## Begin THE INPUT
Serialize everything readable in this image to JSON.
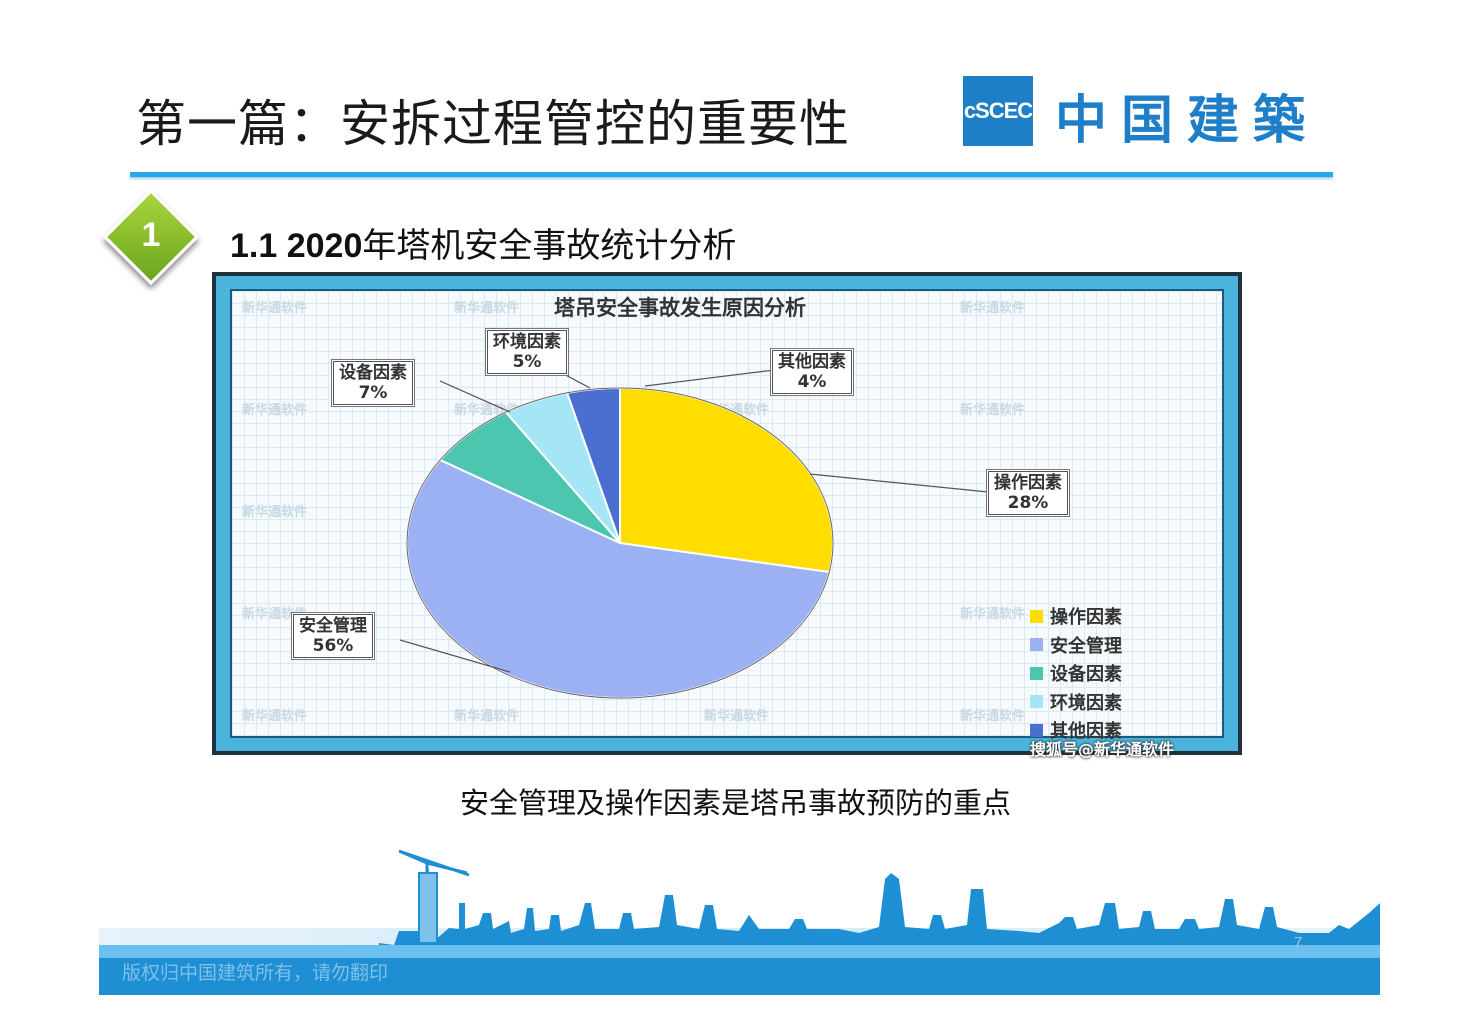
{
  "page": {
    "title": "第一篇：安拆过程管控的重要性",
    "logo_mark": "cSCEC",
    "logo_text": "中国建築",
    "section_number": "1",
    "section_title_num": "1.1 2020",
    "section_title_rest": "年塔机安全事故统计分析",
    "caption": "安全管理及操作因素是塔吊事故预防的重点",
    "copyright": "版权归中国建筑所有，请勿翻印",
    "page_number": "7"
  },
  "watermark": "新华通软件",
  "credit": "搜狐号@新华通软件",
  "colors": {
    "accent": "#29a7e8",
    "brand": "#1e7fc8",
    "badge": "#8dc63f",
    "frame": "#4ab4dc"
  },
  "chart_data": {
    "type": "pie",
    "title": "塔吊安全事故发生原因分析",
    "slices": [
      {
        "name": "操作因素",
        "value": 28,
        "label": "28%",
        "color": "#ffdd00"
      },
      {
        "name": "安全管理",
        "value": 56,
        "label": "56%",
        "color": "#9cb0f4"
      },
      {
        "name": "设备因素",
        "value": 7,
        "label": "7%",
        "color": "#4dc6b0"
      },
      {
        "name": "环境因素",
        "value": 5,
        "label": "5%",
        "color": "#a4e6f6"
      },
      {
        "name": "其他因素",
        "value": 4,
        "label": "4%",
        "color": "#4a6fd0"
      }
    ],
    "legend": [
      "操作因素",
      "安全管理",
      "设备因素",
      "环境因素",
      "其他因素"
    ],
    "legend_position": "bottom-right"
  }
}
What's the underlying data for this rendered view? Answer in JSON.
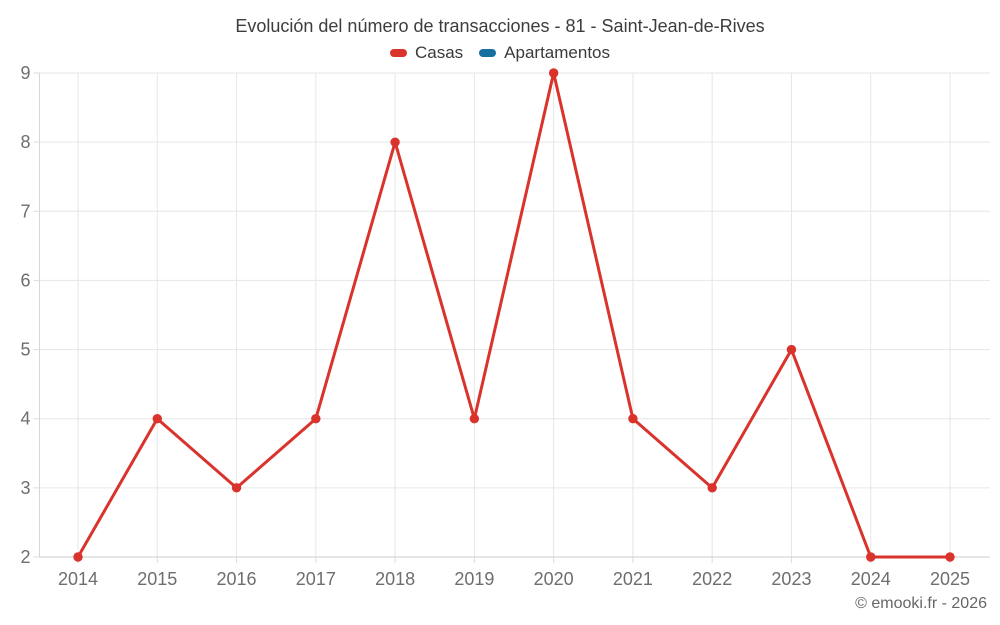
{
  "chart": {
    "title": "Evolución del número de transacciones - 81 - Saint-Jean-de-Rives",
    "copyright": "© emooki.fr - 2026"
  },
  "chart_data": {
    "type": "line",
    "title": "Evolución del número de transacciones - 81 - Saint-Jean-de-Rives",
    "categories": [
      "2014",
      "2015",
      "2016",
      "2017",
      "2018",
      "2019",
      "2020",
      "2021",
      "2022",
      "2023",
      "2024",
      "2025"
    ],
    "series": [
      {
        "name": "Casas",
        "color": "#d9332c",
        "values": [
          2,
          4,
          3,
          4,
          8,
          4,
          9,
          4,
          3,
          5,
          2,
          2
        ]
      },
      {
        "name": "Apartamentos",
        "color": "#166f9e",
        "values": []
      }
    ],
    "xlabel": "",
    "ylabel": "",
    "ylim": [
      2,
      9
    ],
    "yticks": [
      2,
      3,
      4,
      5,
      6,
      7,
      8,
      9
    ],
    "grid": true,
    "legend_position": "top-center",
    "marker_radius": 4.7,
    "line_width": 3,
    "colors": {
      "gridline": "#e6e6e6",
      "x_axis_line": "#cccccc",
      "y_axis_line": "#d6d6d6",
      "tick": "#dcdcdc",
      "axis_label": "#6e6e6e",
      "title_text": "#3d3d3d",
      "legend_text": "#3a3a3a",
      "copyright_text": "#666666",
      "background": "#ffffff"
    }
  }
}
## End THE INPUT
**INSTRUCTIONS FOR THE TASK:** Reproduce the records above exactly, leaving out every picture they contain.

**RESPONSE FOR THIS EXERCISE:**
Serialize everything readable in this image to JSON.
{
  "page": {
    "title": "第一篇：安拆过程管控的重要性",
    "logo_mark": "cSCEC",
    "logo_text": "中国建築",
    "section_number": "1",
    "section_title_num": "1.1 2020",
    "section_title_rest": "年塔机安全事故统计分析",
    "caption": "安全管理及操作因素是塔吊事故预防的重点",
    "copyright": "版权归中国建筑所有，请勿翻印",
    "page_number": "7"
  },
  "watermark": "新华通软件",
  "credit": "搜狐号@新华通软件",
  "colors": {
    "accent": "#29a7e8",
    "brand": "#1e7fc8",
    "badge": "#8dc63f",
    "frame": "#4ab4dc"
  },
  "chart_data": {
    "type": "pie",
    "title": "塔吊安全事故发生原因分析",
    "slices": [
      {
        "name": "操作因素",
        "value": 28,
        "label": "28%",
        "color": "#ffdd00"
      },
      {
        "name": "安全管理",
        "value": 56,
        "label": "56%",
        "color": "#9cb0f4"
      },
      {
        "name": "设备因素",
        "value": 7,
        "label": "7%",
        "color": "#4dc6b0"
      },
      {
        "name": "环境因素",
        "value": 5,
        "label": "5%",
        "color": "#a4e6f6"
      },
      {
        "name": "其他因素",
        "value": 4,
        "label": "4%",
        "color": "#4a6fd0"
      }
    ],
    "legend": [
      "操作因素",
      "安全管理",
      "设备因素",
      "环境因素",
      "其他因素"
    ],
    "legend_position": "bottom-right"
  }
}
What's the underlying data for this rendered view? Answer in JSON.
{
  "chart": {
    "title": "Evolución del número de transacciones - 81 - Saint-Jean-de-Rives",
    "copyright": "© emooki.fr - 2026"
  },
  "chart_data": {
    "type": "line",
    "title": "Evolución del número de transacciones - 81 - Saint-Jean-de-Rives",
    "categories": [
      "2014",
      "2015",
      "2016",
      "2017",
      "2018",
      "2019",
      "2020",
      "2021",
      "2022",
      "2023",
      "2024",
      "2025"
    ],
    "series": [
      {
        "name": "Casas",
        "color": "#d9332c",
        "values": [
          2,
          4,
          3,
          4,
          8,
          4,
          9,
          4,
          3,
          5,
          2,
          2
        ]
      },
      {
        "name": "Apartamentos",
        "color": "#166f9e",
        "values": []
      }
    ],
    "xlabel": "",
    "ylabel": "",
    "ylim": [
      2,
      9
    ],
    "yticks": [
      2,
      3,
      4,
      5,
      6,
      7,
      8,
      9
    ],
    "grid": true,
    "legend_position": "top-center",
    "marker_radius": 4.7,
    "line_width": 3,
    "colors": {
      "gridline": "#e6e6e6",
      "x_axis_line": "#cccccc",
      "y_axis_line": "#d6d6d6",
      "tick": "#dcdcdc",
      "axis_label": "#6e6e6e",
      "title_text": "#3d3d3d",
      "legend_text": "#3a3a3a",
      "copyright_text": "#666666",
      "background": "#ffffff"
    }
  }
}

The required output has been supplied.